PROBLEM REQUIREMENTS
Look for the string "Downloads" in every line, and copy each line that has it.

RECORDS PROVIDED
┄┄┄┄┄┄

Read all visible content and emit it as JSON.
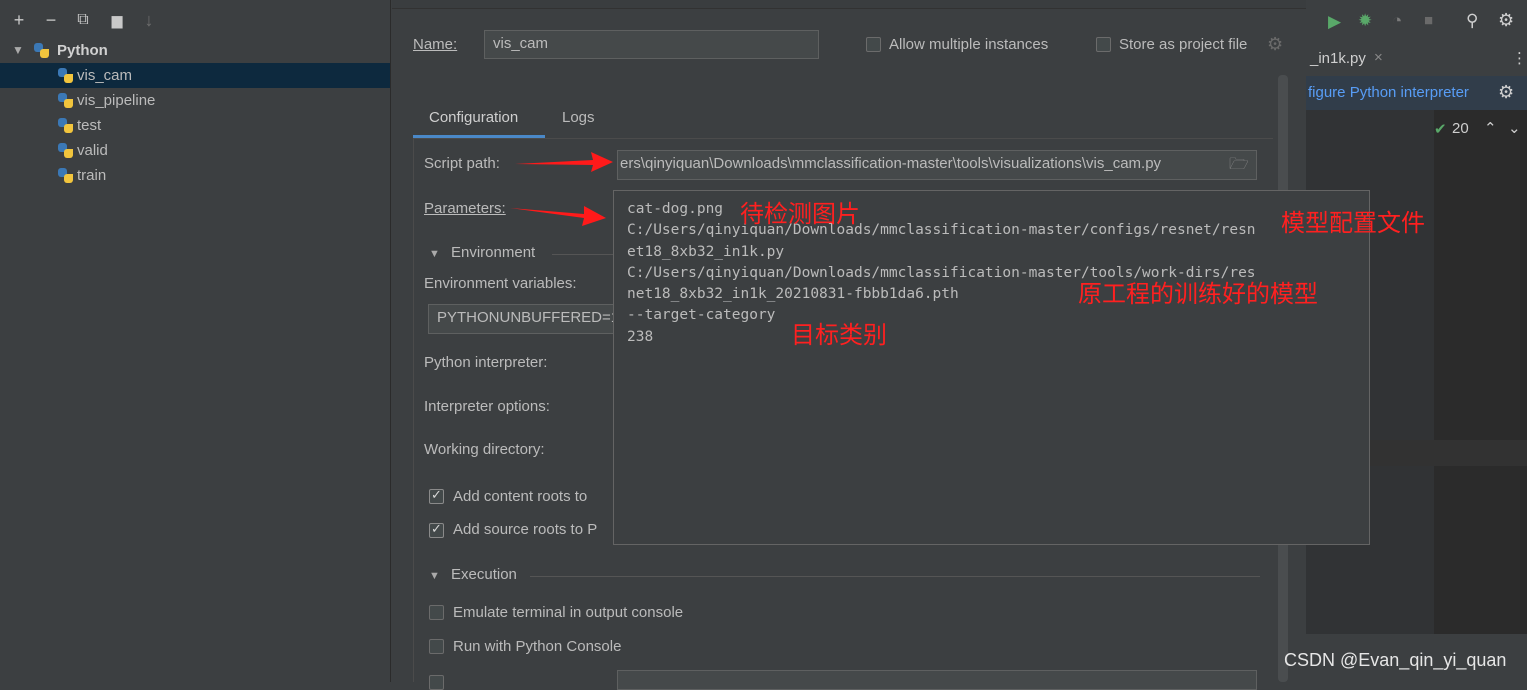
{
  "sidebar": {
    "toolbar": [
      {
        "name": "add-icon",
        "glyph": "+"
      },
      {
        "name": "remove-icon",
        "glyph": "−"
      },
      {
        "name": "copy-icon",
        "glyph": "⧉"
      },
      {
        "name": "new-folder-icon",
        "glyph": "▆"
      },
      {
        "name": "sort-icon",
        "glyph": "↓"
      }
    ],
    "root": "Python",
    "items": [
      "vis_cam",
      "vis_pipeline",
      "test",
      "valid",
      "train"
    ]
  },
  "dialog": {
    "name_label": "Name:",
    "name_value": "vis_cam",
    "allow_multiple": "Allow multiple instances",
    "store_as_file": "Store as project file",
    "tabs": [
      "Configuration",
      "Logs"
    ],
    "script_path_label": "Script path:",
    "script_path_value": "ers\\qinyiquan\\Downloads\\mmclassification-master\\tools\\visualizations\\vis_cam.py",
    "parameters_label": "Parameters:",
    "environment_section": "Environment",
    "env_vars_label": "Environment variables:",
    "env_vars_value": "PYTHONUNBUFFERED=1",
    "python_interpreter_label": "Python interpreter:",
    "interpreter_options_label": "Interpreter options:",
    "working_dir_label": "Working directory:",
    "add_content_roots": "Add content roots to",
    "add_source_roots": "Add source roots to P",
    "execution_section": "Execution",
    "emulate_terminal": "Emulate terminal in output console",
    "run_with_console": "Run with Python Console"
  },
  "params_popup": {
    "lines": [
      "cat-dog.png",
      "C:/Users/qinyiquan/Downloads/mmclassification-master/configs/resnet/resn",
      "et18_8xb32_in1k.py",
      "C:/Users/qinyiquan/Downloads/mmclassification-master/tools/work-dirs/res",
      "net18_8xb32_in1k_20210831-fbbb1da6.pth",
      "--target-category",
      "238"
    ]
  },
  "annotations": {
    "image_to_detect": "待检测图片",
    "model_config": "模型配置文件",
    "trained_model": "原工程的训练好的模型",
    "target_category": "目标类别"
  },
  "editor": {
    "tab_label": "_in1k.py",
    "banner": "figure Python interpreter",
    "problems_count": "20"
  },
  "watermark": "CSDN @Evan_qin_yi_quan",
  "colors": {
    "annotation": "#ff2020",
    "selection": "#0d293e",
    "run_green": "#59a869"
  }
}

┄┄┄┄┄┄

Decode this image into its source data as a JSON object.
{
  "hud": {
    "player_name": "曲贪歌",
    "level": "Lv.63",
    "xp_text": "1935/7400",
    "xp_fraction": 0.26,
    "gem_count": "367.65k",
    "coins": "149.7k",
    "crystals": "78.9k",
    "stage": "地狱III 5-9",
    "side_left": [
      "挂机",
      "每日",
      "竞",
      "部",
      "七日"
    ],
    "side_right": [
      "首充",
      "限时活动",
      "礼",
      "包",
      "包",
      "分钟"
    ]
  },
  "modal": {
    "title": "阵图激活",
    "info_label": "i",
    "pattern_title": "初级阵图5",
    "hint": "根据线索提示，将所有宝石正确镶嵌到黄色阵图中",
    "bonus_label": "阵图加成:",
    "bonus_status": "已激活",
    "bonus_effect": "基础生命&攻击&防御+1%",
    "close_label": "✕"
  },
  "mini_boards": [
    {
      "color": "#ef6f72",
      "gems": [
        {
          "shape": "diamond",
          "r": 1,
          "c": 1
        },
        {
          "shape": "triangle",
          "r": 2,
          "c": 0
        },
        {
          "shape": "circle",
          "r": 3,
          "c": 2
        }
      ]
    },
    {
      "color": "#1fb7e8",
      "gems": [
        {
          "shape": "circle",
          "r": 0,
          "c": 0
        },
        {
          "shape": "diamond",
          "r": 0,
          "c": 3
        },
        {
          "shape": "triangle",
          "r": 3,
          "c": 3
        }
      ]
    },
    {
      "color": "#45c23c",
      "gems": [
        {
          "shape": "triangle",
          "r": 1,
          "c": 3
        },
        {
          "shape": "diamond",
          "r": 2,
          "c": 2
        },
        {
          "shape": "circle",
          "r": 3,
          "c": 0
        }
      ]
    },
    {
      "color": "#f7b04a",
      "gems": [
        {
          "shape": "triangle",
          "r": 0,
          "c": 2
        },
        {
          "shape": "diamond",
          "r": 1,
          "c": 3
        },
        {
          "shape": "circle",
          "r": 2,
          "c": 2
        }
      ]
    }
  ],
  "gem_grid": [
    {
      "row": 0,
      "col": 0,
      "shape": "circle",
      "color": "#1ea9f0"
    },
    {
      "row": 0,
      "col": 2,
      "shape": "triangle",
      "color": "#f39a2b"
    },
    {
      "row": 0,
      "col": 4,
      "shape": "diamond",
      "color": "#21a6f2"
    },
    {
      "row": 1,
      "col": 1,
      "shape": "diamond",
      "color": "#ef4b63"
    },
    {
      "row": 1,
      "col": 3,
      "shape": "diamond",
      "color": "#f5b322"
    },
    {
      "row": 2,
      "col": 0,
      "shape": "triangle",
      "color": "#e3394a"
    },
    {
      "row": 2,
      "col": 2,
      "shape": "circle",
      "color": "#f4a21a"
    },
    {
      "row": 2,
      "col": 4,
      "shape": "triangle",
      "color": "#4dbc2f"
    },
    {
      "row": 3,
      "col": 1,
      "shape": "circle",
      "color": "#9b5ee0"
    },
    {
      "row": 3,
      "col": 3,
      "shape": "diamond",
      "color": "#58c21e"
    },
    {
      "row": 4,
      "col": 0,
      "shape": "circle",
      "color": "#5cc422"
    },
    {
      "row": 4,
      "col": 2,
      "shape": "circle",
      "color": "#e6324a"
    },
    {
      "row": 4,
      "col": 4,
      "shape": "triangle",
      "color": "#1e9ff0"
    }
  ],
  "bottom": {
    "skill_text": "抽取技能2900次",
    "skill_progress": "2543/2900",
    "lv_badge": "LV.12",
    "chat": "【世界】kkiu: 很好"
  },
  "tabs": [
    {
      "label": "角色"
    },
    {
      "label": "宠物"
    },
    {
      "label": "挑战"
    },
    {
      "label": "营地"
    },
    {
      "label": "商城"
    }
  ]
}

┄┄┄┄┄┄

FINAL RESULT
    "script_path_value": "ers\\qinyiquan\\Downloads\\mmclassification-master\\tools\\visualizations\\vis_cam.py",
      "C:/Users/qinyiquan/Downloads/mmclassification-master/configs/resnet/resn",
      "C:/Users/qinyiquan/Downloads/mmclassification-master/tools/work-dirs/res",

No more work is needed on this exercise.